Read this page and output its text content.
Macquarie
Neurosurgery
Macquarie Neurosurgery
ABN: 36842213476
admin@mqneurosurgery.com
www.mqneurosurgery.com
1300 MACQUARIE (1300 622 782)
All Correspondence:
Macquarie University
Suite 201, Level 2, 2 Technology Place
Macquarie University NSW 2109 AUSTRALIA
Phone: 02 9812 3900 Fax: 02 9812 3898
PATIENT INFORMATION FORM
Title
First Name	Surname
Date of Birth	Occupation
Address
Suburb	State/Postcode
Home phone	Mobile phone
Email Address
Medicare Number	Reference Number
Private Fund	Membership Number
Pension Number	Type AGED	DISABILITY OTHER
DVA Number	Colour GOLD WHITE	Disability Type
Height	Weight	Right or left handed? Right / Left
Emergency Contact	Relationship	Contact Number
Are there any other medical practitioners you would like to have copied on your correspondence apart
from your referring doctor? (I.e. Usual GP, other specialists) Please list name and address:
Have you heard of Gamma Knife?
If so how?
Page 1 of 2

● **DIRECTIONS**
What is the number of lines that hold the string "your"? Reply with that number alone.

● **RESULT FOR THIS TASK**
2